** Start INFORMATION SHOWN **
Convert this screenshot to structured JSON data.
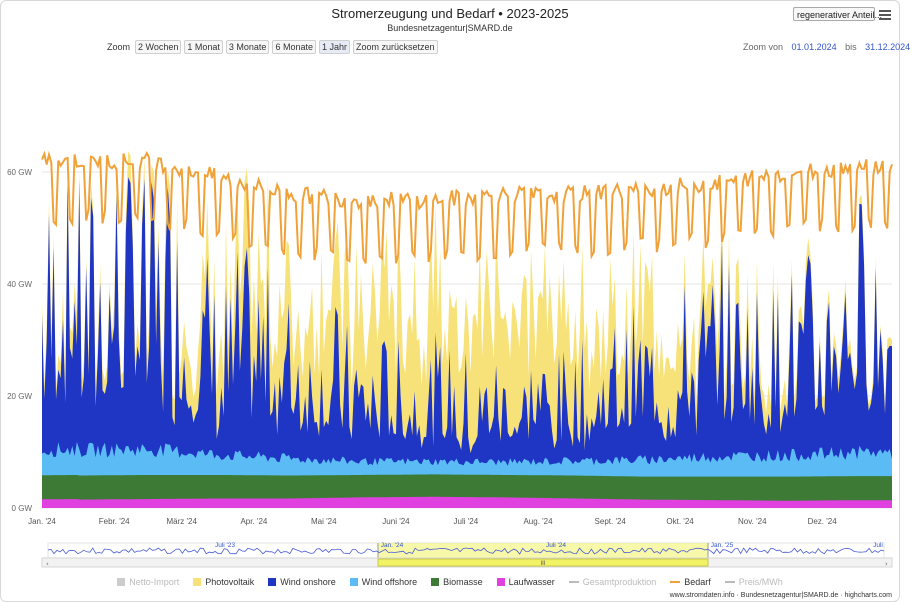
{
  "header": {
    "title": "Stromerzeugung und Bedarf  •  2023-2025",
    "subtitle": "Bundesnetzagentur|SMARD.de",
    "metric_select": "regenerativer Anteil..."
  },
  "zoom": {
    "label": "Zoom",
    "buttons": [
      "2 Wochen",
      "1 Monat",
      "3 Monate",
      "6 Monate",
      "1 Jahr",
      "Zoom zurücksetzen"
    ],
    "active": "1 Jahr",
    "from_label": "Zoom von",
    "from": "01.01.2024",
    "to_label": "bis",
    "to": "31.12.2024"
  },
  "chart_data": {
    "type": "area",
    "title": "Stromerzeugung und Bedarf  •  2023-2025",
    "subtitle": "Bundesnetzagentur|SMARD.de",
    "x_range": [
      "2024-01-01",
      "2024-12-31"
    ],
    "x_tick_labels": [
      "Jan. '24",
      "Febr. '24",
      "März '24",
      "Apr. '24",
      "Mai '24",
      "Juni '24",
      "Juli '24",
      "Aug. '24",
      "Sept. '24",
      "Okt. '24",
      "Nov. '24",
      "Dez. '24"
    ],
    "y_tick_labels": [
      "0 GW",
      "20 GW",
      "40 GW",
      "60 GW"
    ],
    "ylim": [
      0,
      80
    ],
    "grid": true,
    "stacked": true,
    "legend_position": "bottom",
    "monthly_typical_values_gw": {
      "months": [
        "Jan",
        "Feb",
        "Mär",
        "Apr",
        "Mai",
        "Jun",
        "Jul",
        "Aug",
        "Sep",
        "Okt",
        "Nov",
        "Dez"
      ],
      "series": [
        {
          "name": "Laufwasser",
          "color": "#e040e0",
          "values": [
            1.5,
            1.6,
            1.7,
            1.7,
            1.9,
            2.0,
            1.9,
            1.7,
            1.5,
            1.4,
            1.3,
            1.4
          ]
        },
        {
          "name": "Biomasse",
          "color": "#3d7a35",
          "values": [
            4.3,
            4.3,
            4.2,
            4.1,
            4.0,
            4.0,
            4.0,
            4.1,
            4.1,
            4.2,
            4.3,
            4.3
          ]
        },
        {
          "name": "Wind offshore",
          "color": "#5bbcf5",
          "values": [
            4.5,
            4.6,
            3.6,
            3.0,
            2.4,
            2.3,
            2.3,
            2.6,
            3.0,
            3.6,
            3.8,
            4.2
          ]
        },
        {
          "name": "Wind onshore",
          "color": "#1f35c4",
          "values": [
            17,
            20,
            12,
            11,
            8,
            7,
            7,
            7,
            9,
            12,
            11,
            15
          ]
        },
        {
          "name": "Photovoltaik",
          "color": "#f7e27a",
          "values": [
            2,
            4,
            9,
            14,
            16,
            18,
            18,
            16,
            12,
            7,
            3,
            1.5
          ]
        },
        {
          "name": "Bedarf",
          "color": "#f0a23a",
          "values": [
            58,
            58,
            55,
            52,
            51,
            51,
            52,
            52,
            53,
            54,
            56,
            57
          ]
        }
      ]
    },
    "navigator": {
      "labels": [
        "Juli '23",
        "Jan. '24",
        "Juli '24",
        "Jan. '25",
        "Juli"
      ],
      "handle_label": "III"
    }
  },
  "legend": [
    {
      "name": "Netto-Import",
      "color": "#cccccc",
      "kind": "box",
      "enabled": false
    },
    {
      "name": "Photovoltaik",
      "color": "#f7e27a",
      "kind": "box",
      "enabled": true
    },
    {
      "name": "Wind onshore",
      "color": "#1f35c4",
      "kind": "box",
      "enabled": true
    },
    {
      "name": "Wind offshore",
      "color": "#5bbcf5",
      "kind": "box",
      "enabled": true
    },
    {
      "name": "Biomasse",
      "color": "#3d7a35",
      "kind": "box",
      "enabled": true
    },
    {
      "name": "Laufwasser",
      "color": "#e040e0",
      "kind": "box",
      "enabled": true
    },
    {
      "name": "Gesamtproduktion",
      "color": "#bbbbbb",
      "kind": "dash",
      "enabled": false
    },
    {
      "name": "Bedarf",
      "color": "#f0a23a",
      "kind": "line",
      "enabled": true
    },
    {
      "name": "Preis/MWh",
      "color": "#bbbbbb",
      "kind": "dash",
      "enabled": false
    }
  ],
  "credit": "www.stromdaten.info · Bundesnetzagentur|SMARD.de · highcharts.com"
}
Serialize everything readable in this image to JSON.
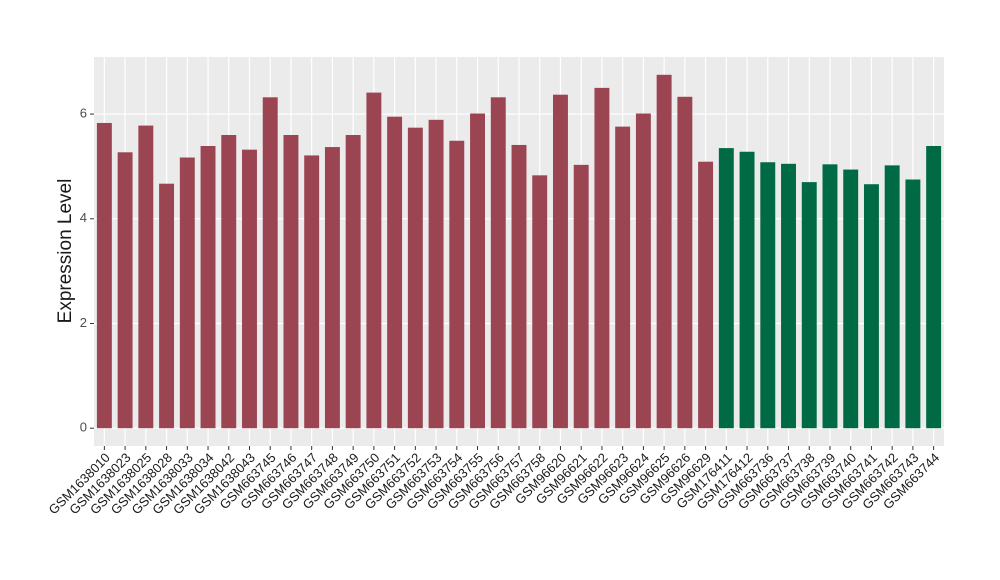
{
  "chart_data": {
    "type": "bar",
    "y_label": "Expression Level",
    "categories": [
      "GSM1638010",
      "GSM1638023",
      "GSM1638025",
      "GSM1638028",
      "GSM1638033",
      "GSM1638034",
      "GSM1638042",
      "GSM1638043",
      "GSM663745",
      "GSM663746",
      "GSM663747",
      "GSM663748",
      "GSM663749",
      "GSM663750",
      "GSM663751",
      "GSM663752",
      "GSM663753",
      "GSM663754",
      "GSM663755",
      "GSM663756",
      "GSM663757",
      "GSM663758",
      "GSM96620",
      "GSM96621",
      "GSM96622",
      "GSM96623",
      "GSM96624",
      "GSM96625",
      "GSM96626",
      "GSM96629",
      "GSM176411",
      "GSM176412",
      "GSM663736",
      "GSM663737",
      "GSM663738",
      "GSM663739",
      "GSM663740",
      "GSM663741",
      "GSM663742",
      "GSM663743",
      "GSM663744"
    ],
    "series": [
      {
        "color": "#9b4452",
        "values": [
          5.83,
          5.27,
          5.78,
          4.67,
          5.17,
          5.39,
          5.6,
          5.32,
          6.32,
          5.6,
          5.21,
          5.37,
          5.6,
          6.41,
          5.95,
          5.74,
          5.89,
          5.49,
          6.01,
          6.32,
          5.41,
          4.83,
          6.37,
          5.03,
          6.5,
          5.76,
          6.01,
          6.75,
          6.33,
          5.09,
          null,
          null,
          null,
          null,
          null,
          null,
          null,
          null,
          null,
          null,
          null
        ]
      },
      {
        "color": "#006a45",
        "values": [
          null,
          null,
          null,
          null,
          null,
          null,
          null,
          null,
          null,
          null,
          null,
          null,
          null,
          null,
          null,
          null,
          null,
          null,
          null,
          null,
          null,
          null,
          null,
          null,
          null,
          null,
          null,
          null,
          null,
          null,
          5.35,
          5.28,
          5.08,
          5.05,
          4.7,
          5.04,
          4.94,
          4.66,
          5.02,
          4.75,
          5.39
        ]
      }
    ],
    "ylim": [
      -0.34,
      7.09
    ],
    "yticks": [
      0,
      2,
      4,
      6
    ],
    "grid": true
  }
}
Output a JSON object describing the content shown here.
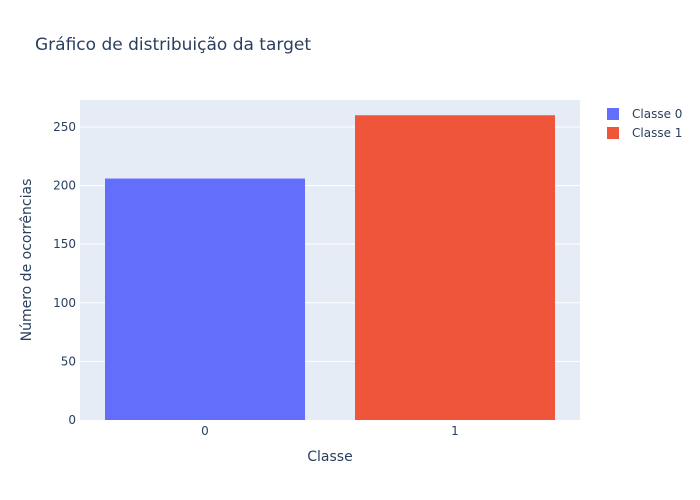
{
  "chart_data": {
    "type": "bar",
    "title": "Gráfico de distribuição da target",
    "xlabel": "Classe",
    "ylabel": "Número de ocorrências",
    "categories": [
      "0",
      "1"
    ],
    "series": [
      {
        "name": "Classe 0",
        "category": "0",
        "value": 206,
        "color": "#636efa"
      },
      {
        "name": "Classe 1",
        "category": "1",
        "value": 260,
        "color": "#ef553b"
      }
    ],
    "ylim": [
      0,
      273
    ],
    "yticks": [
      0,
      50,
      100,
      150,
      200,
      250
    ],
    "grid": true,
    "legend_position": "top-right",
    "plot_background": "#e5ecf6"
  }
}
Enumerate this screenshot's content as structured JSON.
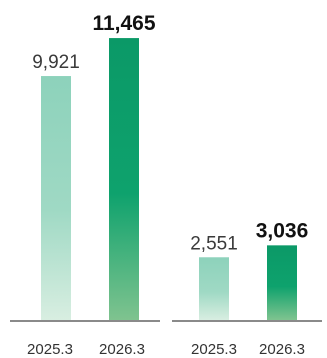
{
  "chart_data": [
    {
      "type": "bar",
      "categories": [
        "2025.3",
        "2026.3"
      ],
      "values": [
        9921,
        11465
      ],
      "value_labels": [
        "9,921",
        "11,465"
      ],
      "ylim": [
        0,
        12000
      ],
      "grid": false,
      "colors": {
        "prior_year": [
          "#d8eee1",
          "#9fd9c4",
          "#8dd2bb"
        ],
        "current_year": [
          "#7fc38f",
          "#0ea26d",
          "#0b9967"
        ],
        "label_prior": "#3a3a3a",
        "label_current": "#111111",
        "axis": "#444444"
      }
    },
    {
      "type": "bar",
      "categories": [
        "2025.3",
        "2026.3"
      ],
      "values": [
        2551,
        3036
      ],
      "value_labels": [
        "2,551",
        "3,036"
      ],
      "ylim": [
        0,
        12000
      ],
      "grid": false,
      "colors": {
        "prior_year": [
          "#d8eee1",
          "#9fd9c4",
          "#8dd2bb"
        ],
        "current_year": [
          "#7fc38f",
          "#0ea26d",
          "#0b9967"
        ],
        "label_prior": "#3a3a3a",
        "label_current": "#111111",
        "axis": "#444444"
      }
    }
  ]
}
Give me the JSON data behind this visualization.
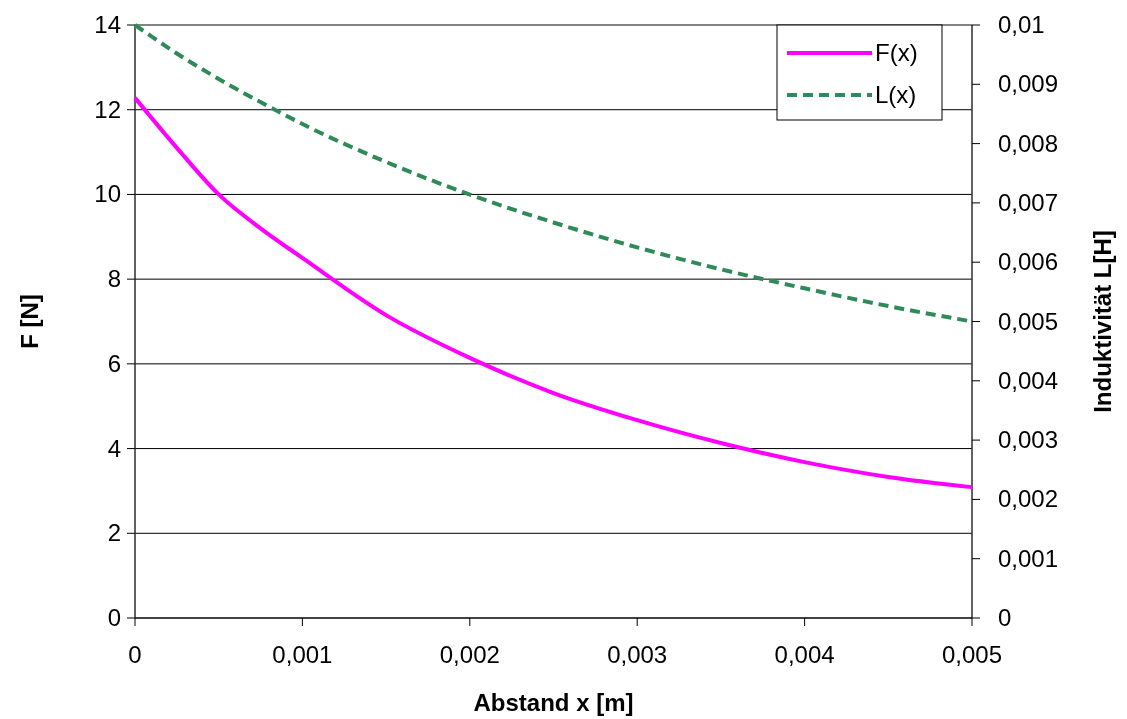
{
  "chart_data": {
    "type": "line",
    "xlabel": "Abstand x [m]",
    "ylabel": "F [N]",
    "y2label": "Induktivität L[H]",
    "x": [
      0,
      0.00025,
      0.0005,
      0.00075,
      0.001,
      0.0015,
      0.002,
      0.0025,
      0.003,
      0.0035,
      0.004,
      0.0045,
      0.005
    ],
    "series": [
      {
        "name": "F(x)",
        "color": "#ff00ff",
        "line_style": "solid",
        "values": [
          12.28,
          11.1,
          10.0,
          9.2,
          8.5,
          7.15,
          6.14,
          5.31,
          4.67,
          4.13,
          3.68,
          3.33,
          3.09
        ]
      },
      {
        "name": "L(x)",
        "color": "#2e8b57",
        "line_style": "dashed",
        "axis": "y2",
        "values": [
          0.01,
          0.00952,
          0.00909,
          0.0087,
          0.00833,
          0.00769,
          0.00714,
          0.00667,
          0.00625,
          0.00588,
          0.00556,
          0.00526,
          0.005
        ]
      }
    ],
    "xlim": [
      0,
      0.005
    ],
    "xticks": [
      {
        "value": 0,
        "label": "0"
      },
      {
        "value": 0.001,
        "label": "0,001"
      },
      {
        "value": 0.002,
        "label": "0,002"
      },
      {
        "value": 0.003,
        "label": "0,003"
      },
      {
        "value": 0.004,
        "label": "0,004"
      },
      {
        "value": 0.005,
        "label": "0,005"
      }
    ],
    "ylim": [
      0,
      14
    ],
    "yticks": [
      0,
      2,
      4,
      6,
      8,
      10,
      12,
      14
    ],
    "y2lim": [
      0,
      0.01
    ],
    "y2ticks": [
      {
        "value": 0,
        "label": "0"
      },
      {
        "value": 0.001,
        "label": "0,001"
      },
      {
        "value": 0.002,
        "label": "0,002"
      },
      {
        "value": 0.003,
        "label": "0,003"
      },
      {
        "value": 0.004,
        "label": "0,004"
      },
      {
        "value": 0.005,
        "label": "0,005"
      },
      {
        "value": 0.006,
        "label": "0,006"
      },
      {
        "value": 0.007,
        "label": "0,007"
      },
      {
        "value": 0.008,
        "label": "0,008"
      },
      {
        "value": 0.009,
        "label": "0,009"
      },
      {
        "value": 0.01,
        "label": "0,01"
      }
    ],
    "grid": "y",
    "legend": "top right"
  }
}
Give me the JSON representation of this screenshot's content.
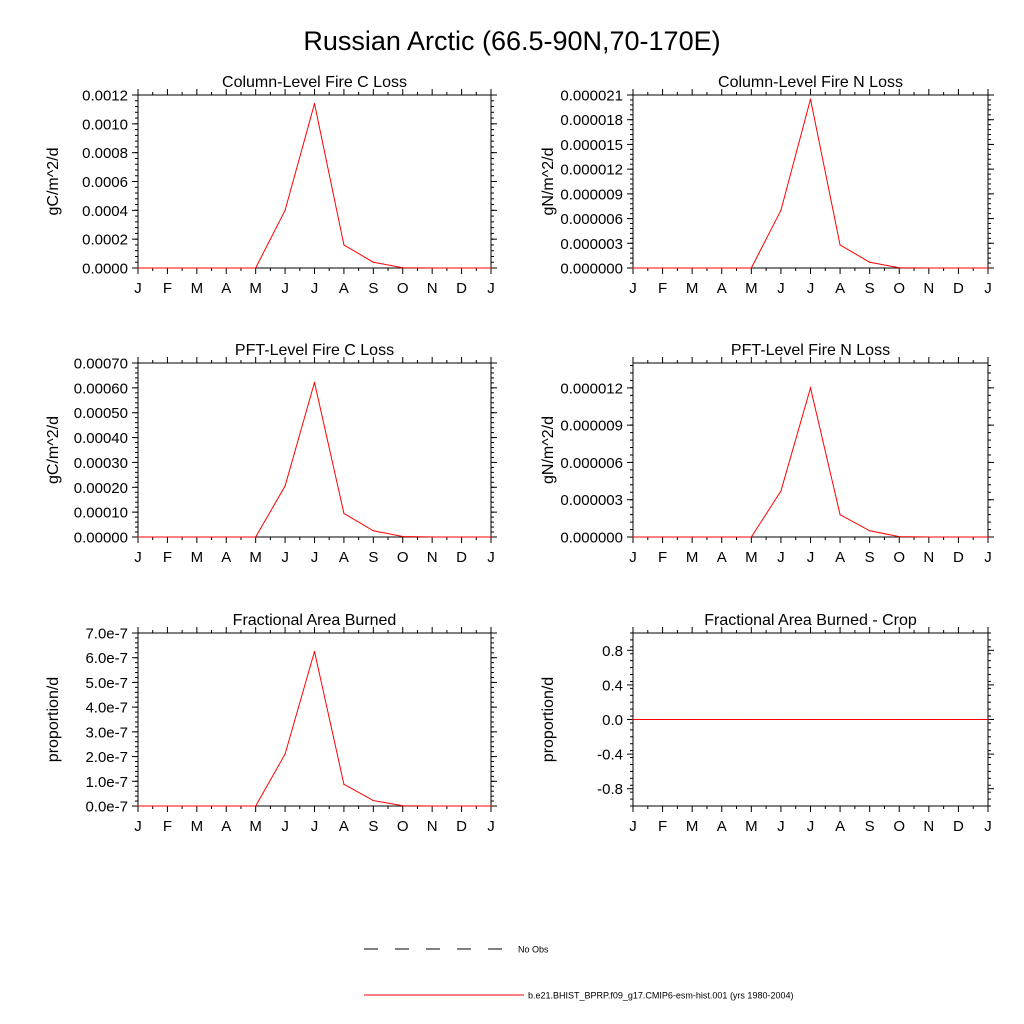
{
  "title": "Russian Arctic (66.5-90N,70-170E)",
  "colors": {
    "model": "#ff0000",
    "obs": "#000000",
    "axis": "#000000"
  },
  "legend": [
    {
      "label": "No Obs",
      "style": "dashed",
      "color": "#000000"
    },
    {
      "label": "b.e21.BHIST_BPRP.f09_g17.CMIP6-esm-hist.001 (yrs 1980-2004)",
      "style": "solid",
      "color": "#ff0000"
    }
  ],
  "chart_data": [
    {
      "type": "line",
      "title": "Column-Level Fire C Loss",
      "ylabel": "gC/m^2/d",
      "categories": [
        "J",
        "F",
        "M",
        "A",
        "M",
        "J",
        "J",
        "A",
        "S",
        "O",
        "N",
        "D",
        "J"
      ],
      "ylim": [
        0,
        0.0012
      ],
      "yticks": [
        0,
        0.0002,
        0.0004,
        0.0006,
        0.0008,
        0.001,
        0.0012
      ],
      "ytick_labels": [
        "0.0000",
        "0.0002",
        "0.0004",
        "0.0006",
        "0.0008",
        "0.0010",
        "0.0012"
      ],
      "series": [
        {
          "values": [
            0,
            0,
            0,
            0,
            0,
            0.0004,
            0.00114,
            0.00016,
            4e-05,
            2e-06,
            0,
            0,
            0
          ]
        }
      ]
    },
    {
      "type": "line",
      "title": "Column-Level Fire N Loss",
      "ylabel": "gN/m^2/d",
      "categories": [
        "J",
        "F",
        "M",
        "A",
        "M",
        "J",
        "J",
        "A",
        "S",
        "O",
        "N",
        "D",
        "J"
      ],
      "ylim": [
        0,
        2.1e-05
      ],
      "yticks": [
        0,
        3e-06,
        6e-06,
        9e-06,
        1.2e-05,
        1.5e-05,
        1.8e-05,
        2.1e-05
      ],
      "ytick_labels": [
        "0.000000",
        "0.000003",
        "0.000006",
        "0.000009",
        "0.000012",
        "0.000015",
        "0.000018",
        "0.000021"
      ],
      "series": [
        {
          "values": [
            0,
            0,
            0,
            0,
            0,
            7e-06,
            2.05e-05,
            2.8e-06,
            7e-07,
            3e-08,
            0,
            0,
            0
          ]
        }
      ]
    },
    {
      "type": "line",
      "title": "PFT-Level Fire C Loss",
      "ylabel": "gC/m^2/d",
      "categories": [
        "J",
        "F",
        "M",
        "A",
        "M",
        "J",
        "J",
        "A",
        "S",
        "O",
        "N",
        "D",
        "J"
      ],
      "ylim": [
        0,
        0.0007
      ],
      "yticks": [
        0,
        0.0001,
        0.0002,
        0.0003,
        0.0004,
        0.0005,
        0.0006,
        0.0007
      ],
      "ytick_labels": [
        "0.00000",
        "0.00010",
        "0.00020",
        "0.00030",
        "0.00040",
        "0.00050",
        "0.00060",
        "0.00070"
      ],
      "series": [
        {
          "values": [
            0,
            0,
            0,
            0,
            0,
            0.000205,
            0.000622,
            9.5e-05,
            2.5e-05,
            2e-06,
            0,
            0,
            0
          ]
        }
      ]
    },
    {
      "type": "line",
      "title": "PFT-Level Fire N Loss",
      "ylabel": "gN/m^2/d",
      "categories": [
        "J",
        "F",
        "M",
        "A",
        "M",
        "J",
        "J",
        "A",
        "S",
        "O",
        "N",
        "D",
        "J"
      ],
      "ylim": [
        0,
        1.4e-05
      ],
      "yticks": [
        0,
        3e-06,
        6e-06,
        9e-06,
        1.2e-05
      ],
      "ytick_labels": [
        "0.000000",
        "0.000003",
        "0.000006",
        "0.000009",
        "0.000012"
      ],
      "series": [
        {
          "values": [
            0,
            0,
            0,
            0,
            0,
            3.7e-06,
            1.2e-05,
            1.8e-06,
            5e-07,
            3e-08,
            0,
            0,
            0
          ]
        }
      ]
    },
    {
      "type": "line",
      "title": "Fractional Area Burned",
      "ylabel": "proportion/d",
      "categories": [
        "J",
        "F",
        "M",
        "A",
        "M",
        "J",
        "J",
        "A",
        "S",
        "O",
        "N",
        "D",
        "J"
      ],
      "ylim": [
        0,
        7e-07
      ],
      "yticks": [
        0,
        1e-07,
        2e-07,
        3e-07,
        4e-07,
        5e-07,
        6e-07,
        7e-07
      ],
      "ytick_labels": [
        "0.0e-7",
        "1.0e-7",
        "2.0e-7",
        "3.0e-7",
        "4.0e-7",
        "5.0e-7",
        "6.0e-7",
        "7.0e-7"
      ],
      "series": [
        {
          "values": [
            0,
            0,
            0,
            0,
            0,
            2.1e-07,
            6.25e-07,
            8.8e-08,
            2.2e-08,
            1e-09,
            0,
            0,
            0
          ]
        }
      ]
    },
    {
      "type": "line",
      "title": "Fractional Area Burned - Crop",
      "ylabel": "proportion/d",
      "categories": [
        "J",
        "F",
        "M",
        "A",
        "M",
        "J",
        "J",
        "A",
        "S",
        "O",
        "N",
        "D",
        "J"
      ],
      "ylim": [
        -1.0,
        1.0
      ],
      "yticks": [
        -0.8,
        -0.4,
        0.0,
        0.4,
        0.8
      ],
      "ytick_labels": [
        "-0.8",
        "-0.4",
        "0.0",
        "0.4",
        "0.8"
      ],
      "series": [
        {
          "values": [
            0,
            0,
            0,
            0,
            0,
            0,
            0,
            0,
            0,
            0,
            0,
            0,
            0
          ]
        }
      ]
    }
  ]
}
** End INFORMATION SHOWN **
▶ _SET TASK_: Report how many lines of the listing above include the word "offshore". Say nothing but the number.

▶ _EXPECTED OUTPUT_: 2